#### Problem details:
Repeat the data that follows, word for word, without the images.

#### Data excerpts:
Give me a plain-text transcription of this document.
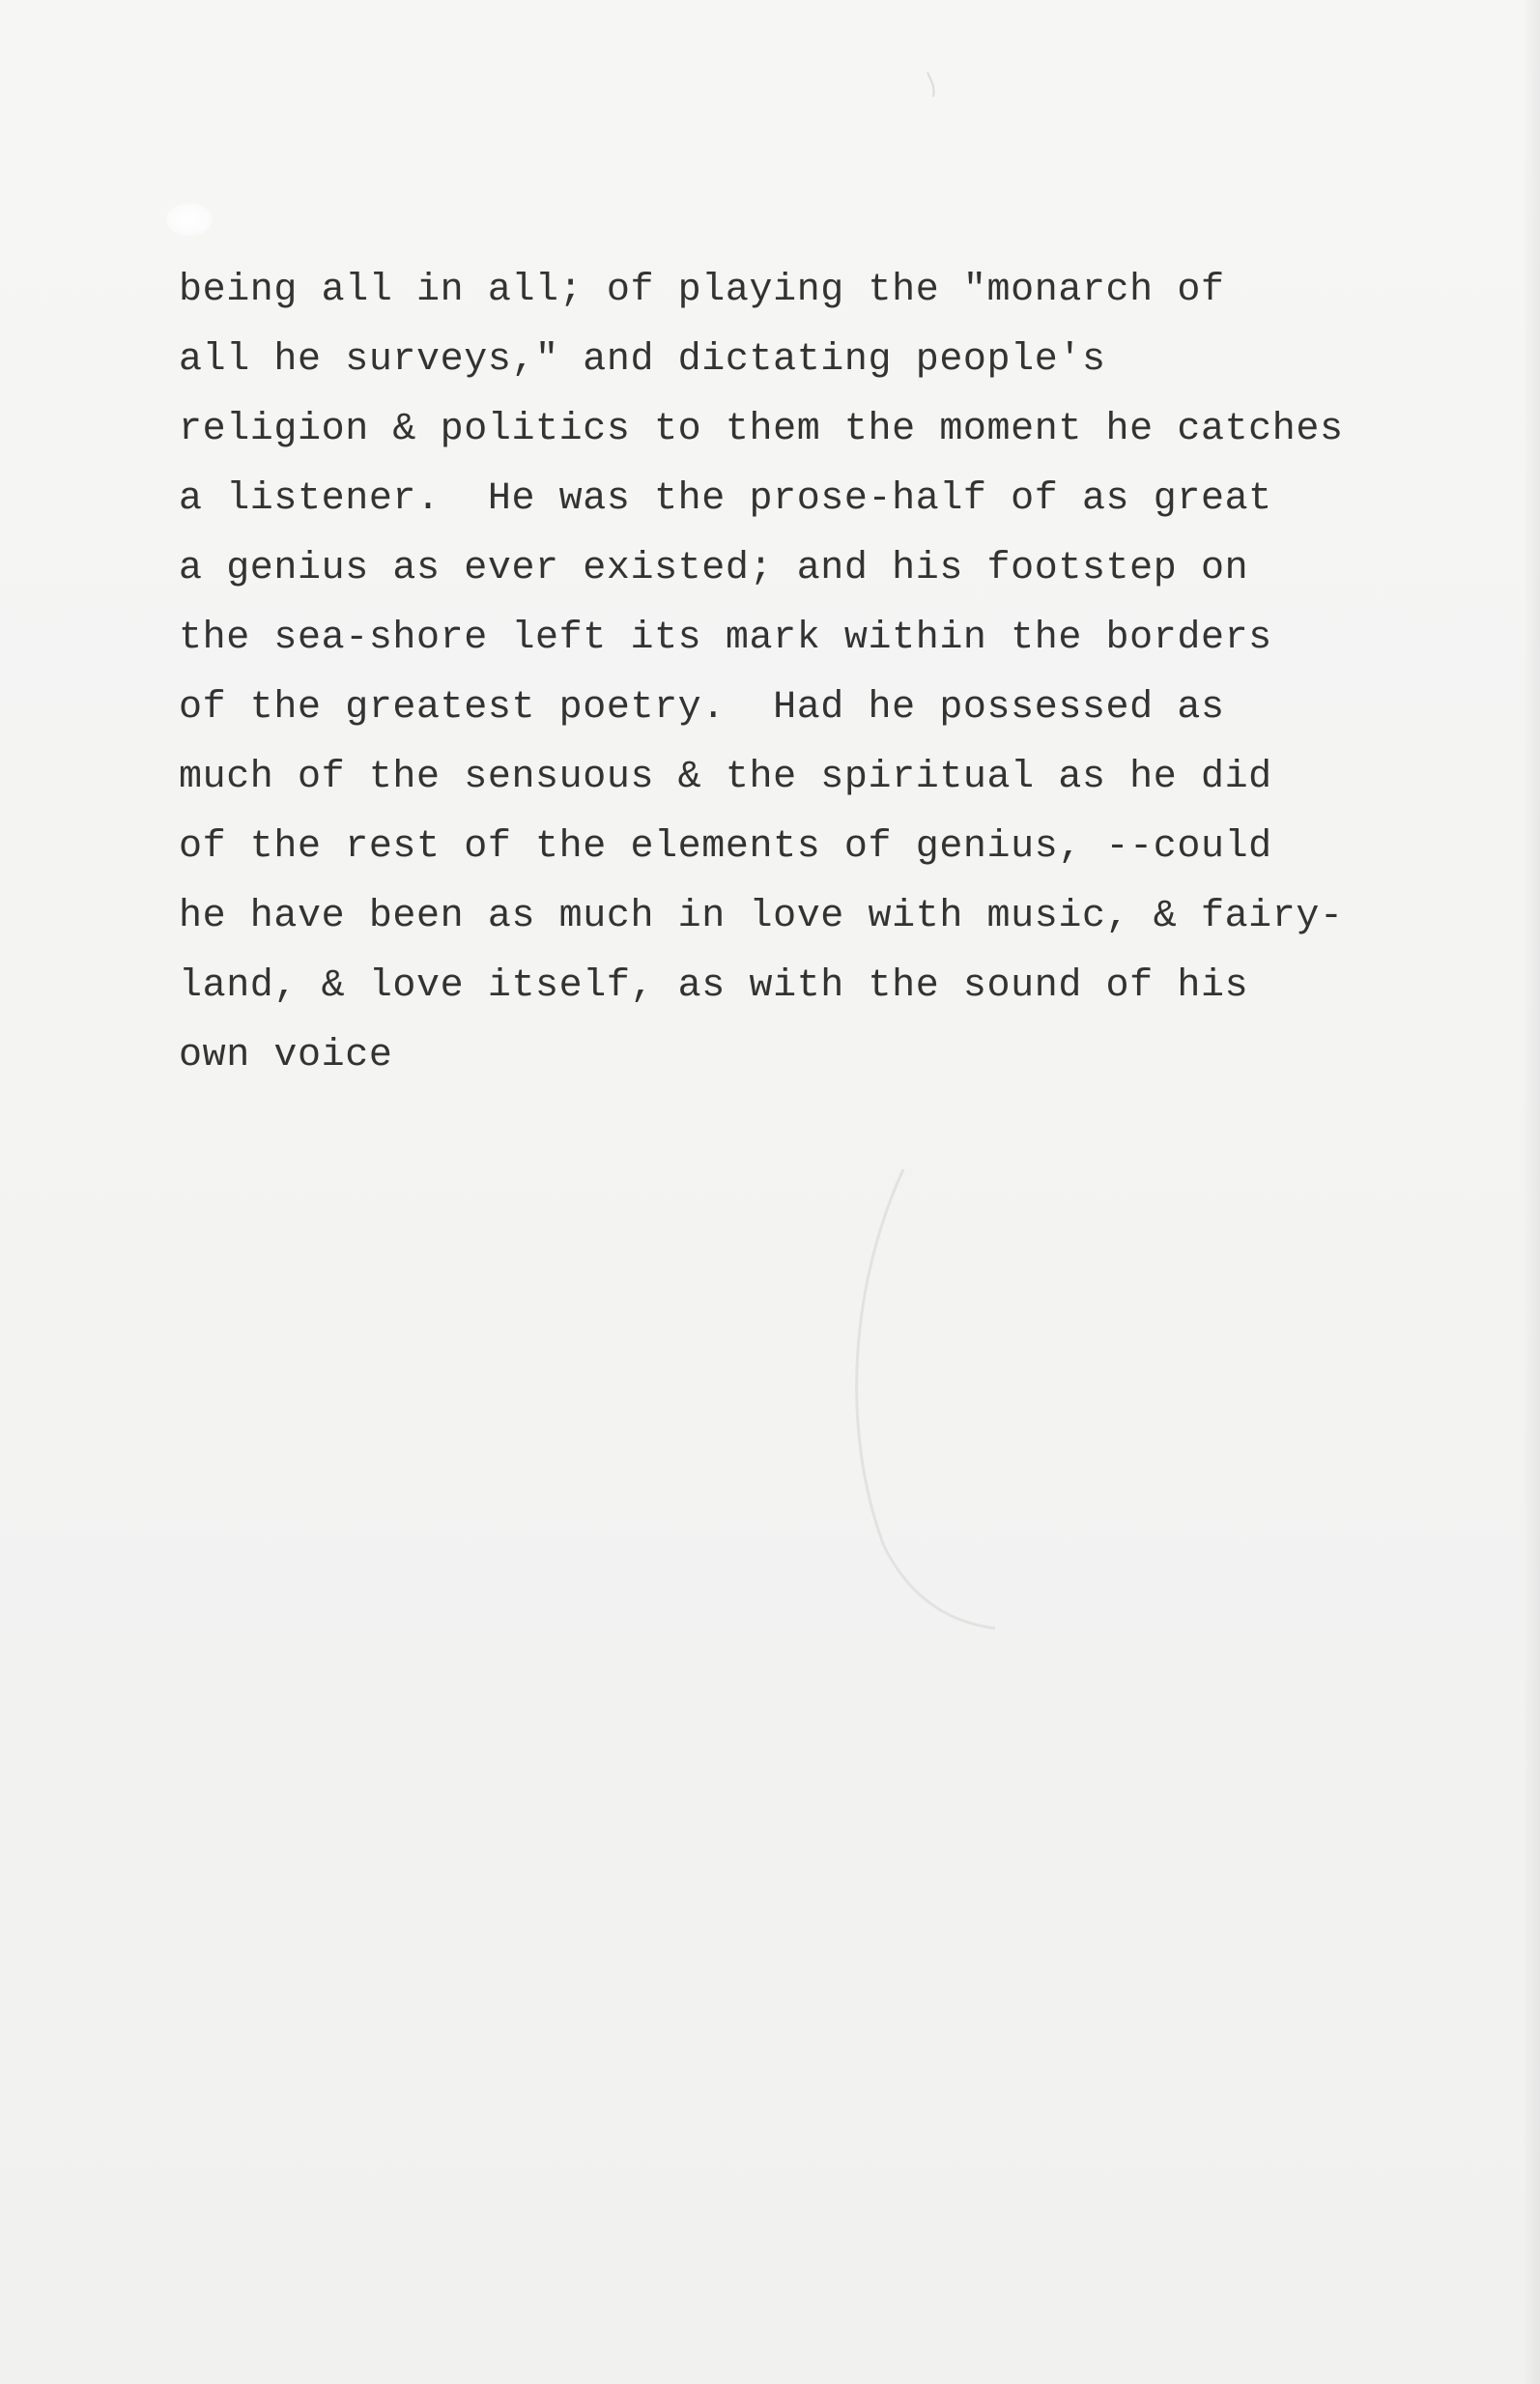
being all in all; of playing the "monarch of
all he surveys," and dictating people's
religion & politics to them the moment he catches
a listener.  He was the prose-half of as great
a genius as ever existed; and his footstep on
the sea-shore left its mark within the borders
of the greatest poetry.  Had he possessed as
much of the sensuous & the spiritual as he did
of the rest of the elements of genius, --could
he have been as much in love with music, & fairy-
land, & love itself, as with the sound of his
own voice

#### Exercise result:
Give me a plain-text transcription of this document.
being all in all; of playing the "monarch of
all he surveys," and dictating people's
religion & politics to them the moment he catches
a listener.  He was the prose-half of as great
a genius as ever existed; and his footstep on
the sea-shore left its mark within the borders
of the greatest poetry.  Had he possessed as
much of the sensuous & the spiritual as he did
of the rest of the elements of genius, --could
he have been as much in love with music, & fairy-
land, & love itself, as with the sound of his
own voice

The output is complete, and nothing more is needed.